--- begin Exercise data ---
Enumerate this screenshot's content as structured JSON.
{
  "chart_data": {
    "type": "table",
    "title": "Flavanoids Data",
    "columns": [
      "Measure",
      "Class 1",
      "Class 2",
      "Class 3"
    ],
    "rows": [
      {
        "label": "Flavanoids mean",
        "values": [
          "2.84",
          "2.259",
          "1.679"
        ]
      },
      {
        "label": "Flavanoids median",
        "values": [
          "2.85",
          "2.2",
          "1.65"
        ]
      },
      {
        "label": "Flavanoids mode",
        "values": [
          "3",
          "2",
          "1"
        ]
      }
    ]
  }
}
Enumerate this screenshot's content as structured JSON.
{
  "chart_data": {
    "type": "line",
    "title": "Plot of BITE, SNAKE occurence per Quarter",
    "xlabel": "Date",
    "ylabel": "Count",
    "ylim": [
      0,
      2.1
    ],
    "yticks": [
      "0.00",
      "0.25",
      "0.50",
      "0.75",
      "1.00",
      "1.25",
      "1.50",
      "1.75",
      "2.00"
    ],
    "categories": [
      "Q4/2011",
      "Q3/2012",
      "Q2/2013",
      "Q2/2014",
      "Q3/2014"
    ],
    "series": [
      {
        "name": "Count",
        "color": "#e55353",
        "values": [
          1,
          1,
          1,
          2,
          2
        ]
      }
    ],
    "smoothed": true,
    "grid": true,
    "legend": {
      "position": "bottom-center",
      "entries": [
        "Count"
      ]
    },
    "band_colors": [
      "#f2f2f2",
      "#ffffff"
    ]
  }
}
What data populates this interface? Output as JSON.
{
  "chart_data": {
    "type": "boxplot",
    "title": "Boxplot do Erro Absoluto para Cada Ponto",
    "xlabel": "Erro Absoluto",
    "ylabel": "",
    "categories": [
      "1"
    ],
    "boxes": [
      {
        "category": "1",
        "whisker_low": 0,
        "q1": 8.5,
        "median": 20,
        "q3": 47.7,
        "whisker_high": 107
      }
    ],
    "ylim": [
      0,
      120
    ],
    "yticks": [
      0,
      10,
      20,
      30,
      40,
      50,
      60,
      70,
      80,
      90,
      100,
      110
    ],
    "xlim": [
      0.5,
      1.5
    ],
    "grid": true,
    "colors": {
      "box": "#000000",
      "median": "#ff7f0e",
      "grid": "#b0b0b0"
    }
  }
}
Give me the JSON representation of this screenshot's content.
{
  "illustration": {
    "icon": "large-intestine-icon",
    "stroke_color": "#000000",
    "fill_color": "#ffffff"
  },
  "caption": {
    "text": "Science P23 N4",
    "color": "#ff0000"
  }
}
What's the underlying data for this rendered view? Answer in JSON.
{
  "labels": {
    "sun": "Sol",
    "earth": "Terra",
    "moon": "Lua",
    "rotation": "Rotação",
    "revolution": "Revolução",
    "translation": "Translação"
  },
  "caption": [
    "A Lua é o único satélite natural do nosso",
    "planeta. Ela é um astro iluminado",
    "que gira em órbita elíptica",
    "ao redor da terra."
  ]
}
--- end Exercise data ---
• **Problem to solve**:
Repeat word for word the lines running from the line containing "What's the underlying" to the end of the entries above, inclusive.

• **Final answer**:
What's the underlying data for this rendered view? Answer in JSON.
{
  "labels": {
    "sun": "Sol",
    "earth": "Terra",
    "moon": "Lua",
    "rotation": "Rotação",
    "revolution": "Revolução",
    "translation": "Translação"
  },
  "caption": [
    "A Lua é o único satélite natural do nosso",
    "planeta. Ela é um astro iluminado",
    "que gira em órbita elíptica",
    "ao redor da terra."
  ]
}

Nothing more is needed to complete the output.